DO THIS:
Output the material word for word. Leave each picture out.
------------------------------
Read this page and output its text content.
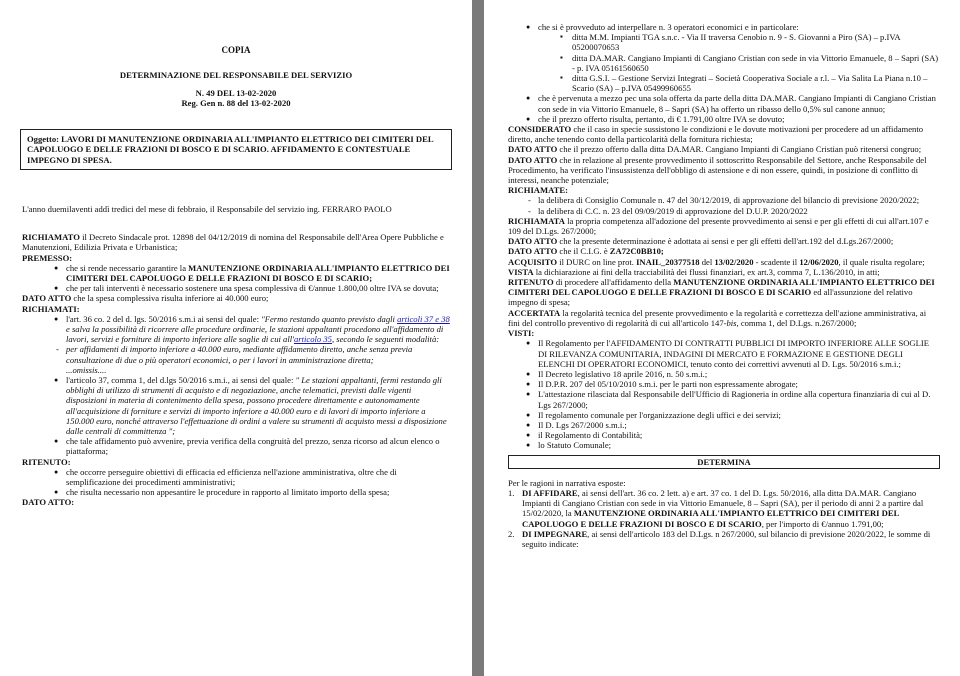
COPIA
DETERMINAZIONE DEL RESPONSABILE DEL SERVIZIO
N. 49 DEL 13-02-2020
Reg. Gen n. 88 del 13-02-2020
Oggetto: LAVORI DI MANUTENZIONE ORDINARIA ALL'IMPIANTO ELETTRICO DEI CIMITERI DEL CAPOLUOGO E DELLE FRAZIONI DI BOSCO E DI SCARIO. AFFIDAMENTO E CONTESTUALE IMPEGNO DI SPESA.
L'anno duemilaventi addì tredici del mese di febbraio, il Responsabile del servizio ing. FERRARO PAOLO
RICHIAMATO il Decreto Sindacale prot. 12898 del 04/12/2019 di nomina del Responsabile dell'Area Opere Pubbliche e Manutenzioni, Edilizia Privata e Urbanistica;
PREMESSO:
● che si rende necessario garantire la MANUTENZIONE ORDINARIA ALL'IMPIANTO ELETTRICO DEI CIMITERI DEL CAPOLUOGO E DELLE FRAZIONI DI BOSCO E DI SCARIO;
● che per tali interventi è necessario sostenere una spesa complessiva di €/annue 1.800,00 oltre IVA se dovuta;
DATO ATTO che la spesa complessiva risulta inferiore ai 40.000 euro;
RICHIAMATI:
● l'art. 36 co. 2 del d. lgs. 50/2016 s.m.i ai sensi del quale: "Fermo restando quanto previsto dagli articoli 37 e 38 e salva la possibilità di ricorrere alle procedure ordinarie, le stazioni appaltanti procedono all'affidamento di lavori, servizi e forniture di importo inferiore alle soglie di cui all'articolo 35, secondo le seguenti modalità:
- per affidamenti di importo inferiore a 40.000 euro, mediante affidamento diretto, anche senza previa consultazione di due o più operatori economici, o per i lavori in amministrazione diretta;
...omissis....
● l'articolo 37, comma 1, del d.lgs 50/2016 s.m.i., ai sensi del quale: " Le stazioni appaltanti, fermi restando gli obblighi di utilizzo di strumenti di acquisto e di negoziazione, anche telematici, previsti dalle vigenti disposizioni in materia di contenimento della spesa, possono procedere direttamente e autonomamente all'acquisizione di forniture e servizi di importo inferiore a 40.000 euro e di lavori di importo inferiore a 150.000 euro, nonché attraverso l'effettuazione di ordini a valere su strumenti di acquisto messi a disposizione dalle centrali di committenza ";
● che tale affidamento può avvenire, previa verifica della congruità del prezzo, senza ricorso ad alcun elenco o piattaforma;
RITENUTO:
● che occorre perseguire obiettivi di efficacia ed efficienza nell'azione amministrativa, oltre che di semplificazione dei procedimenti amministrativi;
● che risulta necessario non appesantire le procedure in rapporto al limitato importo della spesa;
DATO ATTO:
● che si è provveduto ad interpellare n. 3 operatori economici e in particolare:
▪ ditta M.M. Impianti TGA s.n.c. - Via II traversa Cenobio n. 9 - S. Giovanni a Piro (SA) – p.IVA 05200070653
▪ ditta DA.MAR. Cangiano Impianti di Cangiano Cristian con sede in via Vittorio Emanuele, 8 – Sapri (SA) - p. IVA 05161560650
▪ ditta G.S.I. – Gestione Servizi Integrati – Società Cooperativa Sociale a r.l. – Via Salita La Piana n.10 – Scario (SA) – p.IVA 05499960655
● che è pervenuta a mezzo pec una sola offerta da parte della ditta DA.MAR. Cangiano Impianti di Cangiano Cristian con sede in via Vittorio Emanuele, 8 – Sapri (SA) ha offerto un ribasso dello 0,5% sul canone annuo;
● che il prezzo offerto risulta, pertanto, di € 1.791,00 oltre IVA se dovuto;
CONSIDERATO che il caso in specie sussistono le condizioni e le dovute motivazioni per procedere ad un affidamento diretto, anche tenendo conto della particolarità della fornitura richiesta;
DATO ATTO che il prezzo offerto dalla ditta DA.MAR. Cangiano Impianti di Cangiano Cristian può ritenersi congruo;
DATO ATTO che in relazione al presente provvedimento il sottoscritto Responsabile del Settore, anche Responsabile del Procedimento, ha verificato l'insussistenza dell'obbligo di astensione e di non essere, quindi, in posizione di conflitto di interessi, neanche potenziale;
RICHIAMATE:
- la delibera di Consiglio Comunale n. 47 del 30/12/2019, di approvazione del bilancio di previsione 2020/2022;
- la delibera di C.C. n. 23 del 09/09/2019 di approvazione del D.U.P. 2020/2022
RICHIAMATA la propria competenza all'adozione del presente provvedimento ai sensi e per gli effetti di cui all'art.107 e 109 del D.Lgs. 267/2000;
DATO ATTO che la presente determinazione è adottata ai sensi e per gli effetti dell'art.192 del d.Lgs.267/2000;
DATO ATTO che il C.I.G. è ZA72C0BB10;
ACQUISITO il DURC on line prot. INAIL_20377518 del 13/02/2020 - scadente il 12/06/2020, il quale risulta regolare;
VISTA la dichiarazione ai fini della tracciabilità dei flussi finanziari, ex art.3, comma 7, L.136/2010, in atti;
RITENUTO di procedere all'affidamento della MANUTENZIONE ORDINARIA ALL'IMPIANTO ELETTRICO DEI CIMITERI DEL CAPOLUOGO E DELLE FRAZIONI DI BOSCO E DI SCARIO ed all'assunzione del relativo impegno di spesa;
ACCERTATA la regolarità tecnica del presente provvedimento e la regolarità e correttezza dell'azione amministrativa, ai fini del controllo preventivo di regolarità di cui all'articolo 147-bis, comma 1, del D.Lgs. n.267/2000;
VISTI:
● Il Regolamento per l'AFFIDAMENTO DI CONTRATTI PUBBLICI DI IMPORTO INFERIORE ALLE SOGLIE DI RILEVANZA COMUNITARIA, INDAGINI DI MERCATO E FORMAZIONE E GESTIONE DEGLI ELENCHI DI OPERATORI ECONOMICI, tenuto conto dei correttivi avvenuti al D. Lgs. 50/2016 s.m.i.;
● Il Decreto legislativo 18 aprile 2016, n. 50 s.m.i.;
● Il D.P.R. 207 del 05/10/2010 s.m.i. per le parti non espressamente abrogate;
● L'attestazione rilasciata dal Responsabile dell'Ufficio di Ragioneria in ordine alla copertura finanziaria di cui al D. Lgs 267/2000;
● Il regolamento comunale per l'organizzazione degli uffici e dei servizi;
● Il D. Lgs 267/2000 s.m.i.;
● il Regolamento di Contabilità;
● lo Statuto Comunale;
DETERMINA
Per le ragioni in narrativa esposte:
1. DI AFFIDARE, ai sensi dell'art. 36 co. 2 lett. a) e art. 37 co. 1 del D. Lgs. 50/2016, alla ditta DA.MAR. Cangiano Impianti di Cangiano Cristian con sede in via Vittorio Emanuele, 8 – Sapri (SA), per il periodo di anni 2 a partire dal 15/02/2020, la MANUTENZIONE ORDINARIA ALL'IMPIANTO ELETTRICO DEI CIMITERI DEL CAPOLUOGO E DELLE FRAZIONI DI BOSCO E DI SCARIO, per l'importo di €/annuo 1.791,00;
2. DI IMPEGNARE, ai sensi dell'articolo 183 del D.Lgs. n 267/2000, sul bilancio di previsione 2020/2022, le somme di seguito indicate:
------------------------------
RESULT OF THE EXERCISE:
Read this page and output its text content.
COPIA
DETERMINAZIONE DEL RESPONSABILE DEL SERVIZIO
N. 49 DEL 13-02-2020
Reg. Gen n. 88 del 13-02-2020
Oggetto: LAVORI DI MANUTENZIONE ORDINARIA ALL'IMPIANTO ELETTRICO DEI CIMITERI DEL CAPOLUOGO E DELLE FRAZIONI DI BOSCO E DI SCARIO. AFFIDAMENTO E CONTESTUALE IMPEGNO DI SPESA.
L'anno duemilaventi addì tredici del mese di febbraio, il Responsabile del servizio ing. FERRARO PAOLO
RICHIAMATO il Decreto Sindacale prot. 12898 del 04/12/2019 di nomina del Responsabile dell'Area Opere Pubbliche e Manutenzioni, Edilizia Privata e Urbanistica;
PREMESSO:
● che si rende necessario garantire la MANUTENZIONE ORDINARIA ALL'IMPIANTO ELETTRICO DEI CIMITERI DEL CAPOLUOGO E DELLE FRAZIONI DI BOSCO E DI SCARIO;
● che per tali interventi è necessario sostenere una spesa complessiva di €/annue 1.800,00 oltre IVA se dovuta;
DATO ATTO che la spesa complessiva risulta inferiore ai 40.000 euro;
RICHIAMATI:
● l'art. 36 co. 2 del d. lgs. 50/2016 s.m.i ai sensi del quale: "Fermo restando quanto previsto dagli articoli 37 e 38 e salva la possibilità di ricorrere alle procedure ordinarie, le stazioni appaltanti procedono all'affidamento di lavori, servizi e forniture di importo inferiore alle soglie di cui all'articolo 35, secondo le seguenti modalità:
- per affidamenti di importo inferiore a 40.000 euro, mediante affidamento diretto, anche senza previa consultazione di due o più operatori economici, o per i lavori in amministrazione diretta;
...omissis....
● l'articolo 37, comma 1, del d.lgs 50/2016 s.m.i., ai sensi del quale: " Le stazioni appaltanti, fermi restando gli obblighi di utilizzo di strumenti di acquisto e di negoziazione, anche telematici, previsti dalle vigenti disposizioni in materia di contenimento della spesa, possono procedere direttamente e autonomamente all'acquisizione di forniture e servizi di importo inferiore a 40.000 euro e di lavori di importo inferiore a 150.000 euro, nonché attraverso l'effettuazione di ordini a valere su strumenti di acquisto messi a disposizione dalle centrali di committenza ";
● che tale affidamento può avvenire, previa verifica della congruità del prezzo, senza ricorso ad alcun elenco o piattaforma;
RITENUTO:
● che occorre perseguire obiettivi di efficacia ed efficienza nell'azione amministrativa, oltre che di semplificazione dei procedimenti amministrativi;
● che risulta necessario non appesantire le procedure in rapporto al limitato importo della spesa;
DATO ATTO:
● che si è provveduto ad interpellare n. 3 operatori economici e in particolare:
▪ ditta M.M. Impianti TGA s.n.c. - Via II traversa Cenobio n. 9 - S. Giovanni a Piro (SA) – p.IVA 05200070653
▪ ditta DA.MAR. Cangiano Impianti di Cangiano Cristian con sede in via Vittorio Emanuele, 8 – Sapri (SA) - p. IVA 05161560650
▪ ditta G.S.I. – Gestione Servizi Integrati – Società Cooperativa Sociale a r.l. – Via Salita La Piana n.10 – Scario (SA) – p.IVA 05499960655
● che è pervenuta a mezzo pec una sola offerta da parte della ditta DA.MAR. Cangiano Impianti di Cangiano Cristian con sede in via Vittorio Emanuele, 8 – Sapri (SA) ha offerto un ribasso dello 0,5% sul canone annuo;
● che il prezzo offerto risulta, pertanto, di € 1.791,00 oltre IVA se dovuto;
CONSIDERATO che il caso in specie sussistono le condizioni e le dovute motivazioni per procedere ad un affidamento diretto, anche tenendo conto della particolarità della fornitura richiesta;
DATO ATTO che il prezzo offerto dalla ditta DA.MAR. Cangiano Impianti di Cangiano Cristian può ritenersi congruo;
DATO ATTO che in relazione al presente provvedimento il sottoscritto Responsabile del Settore, anche Responsabile del Procedimento, ha verificato l'insussistenza dell'obbligo di astensione e di non essere, quindi, in posizione di conflitto di interessi, neanche potenziale;
RICHIAMATE:
- la delibera di Consiglio Comunale n. 47 del 30/12/2019, di approvazione del bilancio di previsione 2020/2022;
- la delibera di C.C. n. 23 del 09/09/2019 di approvazione del D.U.P. 2020/2022
RICHIAMATA la propria competenza all'adozione del presente provvedimento ai sensi e per gli effetti di cui all'art.107 e 109 del D.Lgs. 267/2000;
DATO ATTO che la presente determinazione è adottata ai sensi e per gli effetti dell'art.192 del d.Lgs.267/2000;
DATO ATTO che il C.I.G. è ZA72C0BB10;
ACQUISITO il DURC on line prot. INAIL_20377518 del 13/02/2020 - scadente il 12/06/2020, il quale risulta regolare;
VISTA la dichiarazione ai fini della tracciabilità dei flussi finanziari, ex art.3, comma 7, L.136/2010, in atti;
RITENUTO di procedere all'affidamento della MANUTENZIONE ORDINARIA ALL'IMPIANTO ELETTRICO DEI CIMITERI DEL CAPOLUOGO E DELLE FRAZIONI DI BOSCO E DI SCARIO ed all'assunzione del relativo impegno di spesa;
ACCERTATA la regolarità tecnica del presente provvedimento e la regolarità e correttezza dell'azione amministrativa, ai fini del controllo preventivo di regolarità di cui all'articolo 147-bis, comma 1, del D.Lgs. n.267/2000;
VISTI:
● Il Regolamento per l'AFFIDAMENTO DI CONTRATTI PUBBLICI DI IMPORTO INFERIORE ALLE SOGLIE DI RILEVANZA COMUNITARIA, INDAGINI DI MERCATO E FORMAZIONE E GESTIONE DEGLI ELENCHI DI OPERATORI ECONOMICI, tenuto conto dei correttivi avvenuti al D. Lgs. 50/2016 s.m.i.;
● Il Decreto legislativo 18 aprile 2016, n. 50 s.m.i.;
● Il D.P.R. 207 del 05/10/2010 s.m.i. per le parti non espressamente abrogate;
● L'attestazione rilasciata dal Responsabile dell'Ufficio di Ragioneria in ordine alla copertura finanziaria di cui al D. Lgs 267/2000;
● Il regolamento comunale per l'organizzazione degli uffici e dei servizi;
● Il D. Lgs 267/2000 s.m.i.;
● il Regolamento di Contabilità;
● lo Statuto Comunale;
DETERMINA
Per le ragioni in narrativa esposte:
1. DI AFFIDARE, ai sensi dell'art. 36 co. 2 lett. a) e art. 37 co. 1 del D. Lgs. 50/2016, alla ditta DA.MAR. Cangiano Impianti di Cangiano Cristian con sede in via Vittorio Emanuele, 8 – Sapri (SA), per il periodo di anni 2 a partire dal 15/02/2020, la MANUTENZIONE ORDINARIA ALL'IMPIANTO ELETTRICO DEI CIMITERI DEL CAPOLUOGO E DELLE FRAZIONI DI BOSCO E DI SCARIO, per l'importo di €/annuo 1.791,00;
2. DI IMPEGNARE, ai sensi dell'articolo 183 del D.Lgs. n 267/2000, sul bilancio di previsione 2020/2022, le somme di seguito indicate:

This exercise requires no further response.